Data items
--------------------------------------------------

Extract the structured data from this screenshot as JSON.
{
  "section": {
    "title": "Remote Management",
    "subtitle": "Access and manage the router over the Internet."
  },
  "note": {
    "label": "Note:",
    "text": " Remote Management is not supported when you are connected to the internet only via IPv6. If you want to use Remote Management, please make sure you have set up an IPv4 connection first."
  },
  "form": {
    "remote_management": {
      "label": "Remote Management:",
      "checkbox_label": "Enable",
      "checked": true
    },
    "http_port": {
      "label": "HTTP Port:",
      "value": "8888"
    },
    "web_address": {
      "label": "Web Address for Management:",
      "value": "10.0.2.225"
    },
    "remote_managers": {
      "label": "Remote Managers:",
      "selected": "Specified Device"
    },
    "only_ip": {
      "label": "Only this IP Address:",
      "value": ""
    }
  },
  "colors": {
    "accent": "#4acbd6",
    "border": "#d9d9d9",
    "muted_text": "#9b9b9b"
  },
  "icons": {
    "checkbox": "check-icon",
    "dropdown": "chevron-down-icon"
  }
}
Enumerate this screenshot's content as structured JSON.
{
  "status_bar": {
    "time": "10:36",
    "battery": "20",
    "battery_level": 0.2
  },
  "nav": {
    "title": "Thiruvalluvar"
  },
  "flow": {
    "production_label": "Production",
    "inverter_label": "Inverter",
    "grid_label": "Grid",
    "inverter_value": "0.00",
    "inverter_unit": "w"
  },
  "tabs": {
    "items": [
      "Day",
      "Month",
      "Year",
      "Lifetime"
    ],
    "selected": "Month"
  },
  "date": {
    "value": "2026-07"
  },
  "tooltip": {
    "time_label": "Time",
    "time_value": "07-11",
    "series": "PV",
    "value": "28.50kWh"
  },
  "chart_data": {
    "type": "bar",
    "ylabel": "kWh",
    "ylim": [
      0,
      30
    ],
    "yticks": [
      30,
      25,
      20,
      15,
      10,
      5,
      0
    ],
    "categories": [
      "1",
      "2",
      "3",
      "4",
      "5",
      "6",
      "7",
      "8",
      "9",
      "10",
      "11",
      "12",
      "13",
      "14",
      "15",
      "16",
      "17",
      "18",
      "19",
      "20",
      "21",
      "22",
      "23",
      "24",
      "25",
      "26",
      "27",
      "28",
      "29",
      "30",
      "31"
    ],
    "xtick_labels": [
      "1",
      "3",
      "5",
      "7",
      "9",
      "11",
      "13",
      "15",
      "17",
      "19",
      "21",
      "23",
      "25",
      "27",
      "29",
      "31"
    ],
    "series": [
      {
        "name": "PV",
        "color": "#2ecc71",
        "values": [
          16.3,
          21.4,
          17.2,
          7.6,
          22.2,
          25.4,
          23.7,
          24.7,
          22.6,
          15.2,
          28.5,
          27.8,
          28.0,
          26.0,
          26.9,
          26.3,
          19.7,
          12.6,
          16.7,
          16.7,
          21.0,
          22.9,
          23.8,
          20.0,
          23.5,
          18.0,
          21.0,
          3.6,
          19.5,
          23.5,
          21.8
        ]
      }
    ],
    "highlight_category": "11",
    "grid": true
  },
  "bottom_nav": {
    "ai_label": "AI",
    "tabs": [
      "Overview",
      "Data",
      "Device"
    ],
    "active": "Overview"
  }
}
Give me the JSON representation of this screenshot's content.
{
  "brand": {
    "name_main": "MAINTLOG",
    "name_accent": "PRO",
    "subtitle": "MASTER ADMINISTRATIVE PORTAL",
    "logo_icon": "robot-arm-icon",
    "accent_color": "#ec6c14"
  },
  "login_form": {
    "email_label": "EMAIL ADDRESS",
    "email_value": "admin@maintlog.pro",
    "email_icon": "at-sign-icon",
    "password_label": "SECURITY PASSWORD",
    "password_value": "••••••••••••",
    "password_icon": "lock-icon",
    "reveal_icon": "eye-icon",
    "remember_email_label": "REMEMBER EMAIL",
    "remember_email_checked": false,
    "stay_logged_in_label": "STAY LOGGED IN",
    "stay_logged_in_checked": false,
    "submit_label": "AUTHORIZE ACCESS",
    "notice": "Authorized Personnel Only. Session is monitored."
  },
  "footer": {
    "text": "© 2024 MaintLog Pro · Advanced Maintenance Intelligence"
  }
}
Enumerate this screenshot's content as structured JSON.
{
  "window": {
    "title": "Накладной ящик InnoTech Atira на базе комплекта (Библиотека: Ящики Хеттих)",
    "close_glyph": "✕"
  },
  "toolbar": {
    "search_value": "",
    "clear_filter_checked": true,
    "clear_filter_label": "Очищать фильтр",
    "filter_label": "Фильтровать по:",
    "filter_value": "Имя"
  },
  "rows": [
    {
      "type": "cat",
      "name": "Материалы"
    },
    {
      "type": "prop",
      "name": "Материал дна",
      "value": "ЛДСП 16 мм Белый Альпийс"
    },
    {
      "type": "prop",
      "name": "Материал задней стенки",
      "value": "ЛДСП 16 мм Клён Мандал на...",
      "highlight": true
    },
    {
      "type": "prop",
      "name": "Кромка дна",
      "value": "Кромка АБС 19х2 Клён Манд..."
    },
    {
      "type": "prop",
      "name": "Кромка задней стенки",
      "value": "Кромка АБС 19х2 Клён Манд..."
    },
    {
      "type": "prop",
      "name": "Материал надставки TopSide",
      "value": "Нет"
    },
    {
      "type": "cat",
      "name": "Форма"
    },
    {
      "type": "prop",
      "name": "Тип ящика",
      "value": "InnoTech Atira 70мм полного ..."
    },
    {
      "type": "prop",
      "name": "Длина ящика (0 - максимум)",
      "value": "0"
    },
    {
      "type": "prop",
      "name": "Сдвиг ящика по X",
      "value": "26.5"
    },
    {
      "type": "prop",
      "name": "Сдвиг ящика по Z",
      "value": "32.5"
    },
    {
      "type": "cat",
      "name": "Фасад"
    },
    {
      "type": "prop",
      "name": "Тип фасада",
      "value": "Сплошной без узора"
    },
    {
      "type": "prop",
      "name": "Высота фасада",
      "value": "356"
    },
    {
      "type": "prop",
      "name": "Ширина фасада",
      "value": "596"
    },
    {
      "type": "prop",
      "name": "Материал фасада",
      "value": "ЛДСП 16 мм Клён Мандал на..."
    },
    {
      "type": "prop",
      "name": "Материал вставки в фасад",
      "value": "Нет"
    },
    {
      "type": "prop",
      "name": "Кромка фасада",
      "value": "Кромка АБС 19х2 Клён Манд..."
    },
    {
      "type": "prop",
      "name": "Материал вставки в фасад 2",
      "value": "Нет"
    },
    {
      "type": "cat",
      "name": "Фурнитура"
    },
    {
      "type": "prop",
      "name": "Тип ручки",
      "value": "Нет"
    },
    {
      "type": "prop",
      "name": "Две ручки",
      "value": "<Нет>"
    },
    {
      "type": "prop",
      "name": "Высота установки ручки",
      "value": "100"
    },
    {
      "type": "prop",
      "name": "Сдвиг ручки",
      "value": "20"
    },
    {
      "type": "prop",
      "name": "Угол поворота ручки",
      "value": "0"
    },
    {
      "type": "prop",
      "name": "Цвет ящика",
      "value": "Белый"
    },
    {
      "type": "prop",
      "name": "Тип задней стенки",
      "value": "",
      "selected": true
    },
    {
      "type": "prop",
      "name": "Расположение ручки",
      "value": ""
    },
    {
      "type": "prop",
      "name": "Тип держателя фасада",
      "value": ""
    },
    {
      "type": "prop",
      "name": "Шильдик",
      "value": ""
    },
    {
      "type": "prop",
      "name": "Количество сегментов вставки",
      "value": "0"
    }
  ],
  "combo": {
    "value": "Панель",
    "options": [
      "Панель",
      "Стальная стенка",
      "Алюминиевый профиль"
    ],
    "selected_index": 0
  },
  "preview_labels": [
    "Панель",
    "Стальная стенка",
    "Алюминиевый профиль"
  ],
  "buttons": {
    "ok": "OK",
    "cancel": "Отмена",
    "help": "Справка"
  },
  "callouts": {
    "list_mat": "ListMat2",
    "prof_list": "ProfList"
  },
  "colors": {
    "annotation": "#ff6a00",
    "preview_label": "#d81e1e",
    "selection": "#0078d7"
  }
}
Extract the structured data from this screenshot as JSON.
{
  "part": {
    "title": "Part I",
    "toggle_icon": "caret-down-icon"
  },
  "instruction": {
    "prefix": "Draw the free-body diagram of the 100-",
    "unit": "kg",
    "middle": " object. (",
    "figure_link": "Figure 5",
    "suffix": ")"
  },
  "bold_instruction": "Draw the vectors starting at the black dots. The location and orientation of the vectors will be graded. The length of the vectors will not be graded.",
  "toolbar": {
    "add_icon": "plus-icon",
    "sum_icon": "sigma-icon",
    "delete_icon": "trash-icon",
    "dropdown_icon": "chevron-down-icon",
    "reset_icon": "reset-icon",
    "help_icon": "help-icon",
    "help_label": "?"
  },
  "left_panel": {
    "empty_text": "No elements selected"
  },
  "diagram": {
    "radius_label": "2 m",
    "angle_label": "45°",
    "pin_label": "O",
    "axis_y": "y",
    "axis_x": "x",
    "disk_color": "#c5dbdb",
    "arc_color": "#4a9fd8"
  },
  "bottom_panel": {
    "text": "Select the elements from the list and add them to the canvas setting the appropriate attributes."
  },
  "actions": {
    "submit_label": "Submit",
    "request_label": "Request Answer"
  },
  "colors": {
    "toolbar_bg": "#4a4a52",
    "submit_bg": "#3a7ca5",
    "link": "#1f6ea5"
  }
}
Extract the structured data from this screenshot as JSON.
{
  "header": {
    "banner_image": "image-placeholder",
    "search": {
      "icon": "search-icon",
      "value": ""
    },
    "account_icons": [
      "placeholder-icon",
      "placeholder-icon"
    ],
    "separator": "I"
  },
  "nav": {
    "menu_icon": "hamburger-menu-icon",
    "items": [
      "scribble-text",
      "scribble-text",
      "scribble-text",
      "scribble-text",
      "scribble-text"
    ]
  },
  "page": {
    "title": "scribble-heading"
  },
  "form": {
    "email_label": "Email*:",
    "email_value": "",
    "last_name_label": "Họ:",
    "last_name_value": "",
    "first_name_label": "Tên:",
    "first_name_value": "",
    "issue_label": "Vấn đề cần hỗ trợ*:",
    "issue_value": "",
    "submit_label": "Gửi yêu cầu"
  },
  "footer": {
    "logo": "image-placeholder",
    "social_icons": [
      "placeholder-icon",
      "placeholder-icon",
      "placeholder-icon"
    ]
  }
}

--------------------------------------------------

Requirements: Return, from the data, each line that has the word "ящика" in it.

The result:
      "name": "Тип ящика",
      "name": "Длина ящика (0 - максимум)",
      "name": "Сдвиг ящика по X",
      "name": "Сдвиг ящика по Z",
      "name": "Цвет ящика",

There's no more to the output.